_Dataset excerpts_.
╭──

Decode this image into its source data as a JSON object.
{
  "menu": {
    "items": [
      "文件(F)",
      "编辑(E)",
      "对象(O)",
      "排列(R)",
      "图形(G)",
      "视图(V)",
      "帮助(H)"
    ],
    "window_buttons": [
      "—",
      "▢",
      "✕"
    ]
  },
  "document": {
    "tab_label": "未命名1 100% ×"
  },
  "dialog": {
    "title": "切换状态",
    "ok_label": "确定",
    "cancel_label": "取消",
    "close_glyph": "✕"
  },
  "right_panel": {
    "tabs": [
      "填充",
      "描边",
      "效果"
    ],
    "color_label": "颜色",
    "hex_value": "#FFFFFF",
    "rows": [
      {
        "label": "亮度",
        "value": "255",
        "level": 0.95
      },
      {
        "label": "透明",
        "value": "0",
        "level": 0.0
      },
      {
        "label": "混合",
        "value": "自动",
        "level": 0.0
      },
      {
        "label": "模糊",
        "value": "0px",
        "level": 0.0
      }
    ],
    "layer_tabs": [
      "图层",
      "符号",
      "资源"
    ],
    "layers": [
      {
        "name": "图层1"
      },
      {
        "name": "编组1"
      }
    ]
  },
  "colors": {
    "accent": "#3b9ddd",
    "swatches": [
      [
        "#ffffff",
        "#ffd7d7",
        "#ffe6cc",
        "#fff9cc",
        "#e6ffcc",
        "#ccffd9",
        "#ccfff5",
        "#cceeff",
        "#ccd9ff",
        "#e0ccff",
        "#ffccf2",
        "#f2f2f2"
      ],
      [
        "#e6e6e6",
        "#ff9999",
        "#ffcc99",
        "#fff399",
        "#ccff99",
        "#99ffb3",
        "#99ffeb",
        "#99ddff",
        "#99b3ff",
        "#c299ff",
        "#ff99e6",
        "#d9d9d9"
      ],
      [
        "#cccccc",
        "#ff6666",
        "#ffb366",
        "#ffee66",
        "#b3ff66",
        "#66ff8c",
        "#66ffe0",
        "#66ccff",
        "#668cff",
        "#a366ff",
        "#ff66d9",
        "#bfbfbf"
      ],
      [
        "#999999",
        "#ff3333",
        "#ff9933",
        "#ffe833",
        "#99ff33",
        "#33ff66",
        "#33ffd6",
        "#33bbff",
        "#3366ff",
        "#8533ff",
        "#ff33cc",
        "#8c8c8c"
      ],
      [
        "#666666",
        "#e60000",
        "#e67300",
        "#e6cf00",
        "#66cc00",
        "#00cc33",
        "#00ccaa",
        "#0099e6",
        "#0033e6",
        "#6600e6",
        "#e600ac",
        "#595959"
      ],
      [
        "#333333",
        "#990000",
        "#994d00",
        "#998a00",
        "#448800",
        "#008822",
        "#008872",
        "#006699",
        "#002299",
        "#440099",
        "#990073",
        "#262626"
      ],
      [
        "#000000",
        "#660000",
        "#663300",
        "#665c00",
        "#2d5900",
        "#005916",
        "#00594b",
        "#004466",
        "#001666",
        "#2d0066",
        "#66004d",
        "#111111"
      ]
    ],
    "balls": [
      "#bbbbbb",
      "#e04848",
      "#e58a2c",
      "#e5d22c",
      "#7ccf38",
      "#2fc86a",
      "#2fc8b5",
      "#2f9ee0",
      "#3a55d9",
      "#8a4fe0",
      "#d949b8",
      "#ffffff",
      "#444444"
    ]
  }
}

╰──

Output the lines above verbatim and in full.

Decode this image into its source data as a JSON object.
{
  "menu": {
    "items": [
      "文件(F)",
      "编辑(E)",
      "对象(O)",
      "排列(R)",
      "图形(G)",
      "视图(V)",
      "帮助(H)"
    ],
    "window_buttons": [
      "—",
      "▢",
      "✕"
    ]
  },
  "document": {
    "tab_label": "未命名1 100% ×"
  },
  "dialog": {
    "title": "切换状态",
    "ok_label": "确定",
    "cancel_label": "取消",
    "close_glyph": "✕"
  },
  "right_panel": {
    "tabs": [
      "填充",
      "描边",
      "效果"
    ],
    "color_label": "颜色",
    "hex_value": "#FFFFFF",
    "rows": [
      {
        "label": "亮度",
        "value": "255",
        "level": 0.95
      },
      {
        "label": "透明",
        "value": "0",
        "level": 0.0
      },
      {
        "label": "混合",
        "value": "自动",
        "level": 0.0
      },
      {
        "label": "模糊",
        "value": "0px",
        "level": 0.0
      }
    ],
    "layer_tabs": [
      "图层",
      "符号",
      "资源"
    ],
    "layers": [
      {
        "name": "图层1"
      },
      {
        "name": "编组1"
      }
    ]
  },
  "colors": {
    "accent": "#3b9ddd",
    "swatches": [
      [
        "#ffffff",
        "#ffd7d7",
        "#ffe6cc",
        "#fff9cc",
        "#e6ffcc",
        "#ccffd9",
        "#ccfff5",
        "#cceeff",
        "#ccd9ff",
        "#e0ccff",
        "#ffccf2",
        "#f2f2f2"
      ],
      [
        "#e6e6e6",
        "#ff9999",
        "#ffcc99",
        "#fff399",
        "#ccff99",
        "#99ffb3",
        "#99ffeb",
        "#99ddff",
        "#99b3ff",
        "#c299ff",
        "#ff99e6",
        "#d9d9d9"
      ],
      [
        "#cccccc",
        "#ff6666",
        "#ffb366",
        "#ffee66",
        "#b3ff66",
        "#66ff8c",
        "#66ffe0",
        "#66ccff",
        "#668cff",
        "#a366ff",
        "#ff66d9",
        "#bfbfbf"
      ],
      [
        "#999999",
        "#ff3333",
        "#ff9933",
        "#ffe833",
        "#99ff33",
        "#33ff66",
        "#33ffd6",
        "#33bbff",
        "#3366ff",
        "#8533ff",
        "#ff33cc",
        "#8c8c8c"
      ],
      [
        "#666666",
        "#e60000",
        "#e67300",
        "#e6cf00",
        "#66cc00",
        "#00cc33",
        "#00ccaa",
        "#0099e6",
        "#0033e6",
        "#6600e6",
        "#e600ac",
        "#595959"
      ],
      [
        "#333333",
        "#990000",
        "#994d00",
        "#998a00",
        "#448800",
        "#008822",
        "#008872",
        "#006699",
        "#002299",
        "#440099",
        "#990073",
        "#262626"
      ],
      [
        "#000000",
        "#660000",
        "#663300",
        "#665c00",
        "#2d5900",
        "#005916",
        "#00594b",
        "#004466",
        "#001666",
        "#2d0066",
        "#66004d",
        "#111111"
      ]
    ],
    "balls": [
      "#bbbbbb",
      "#e04848",
      "#e58a2c",
      "#e5d22c",
      "#7ccf38",
      "#2fc86a",
      "#2fc8b5",
      "#2f9ee0",
      "#3a55d9",
      "#8a4fe0",
      "#d949b8",
      "#ffffff",
      "#444444"
    ]
  }
}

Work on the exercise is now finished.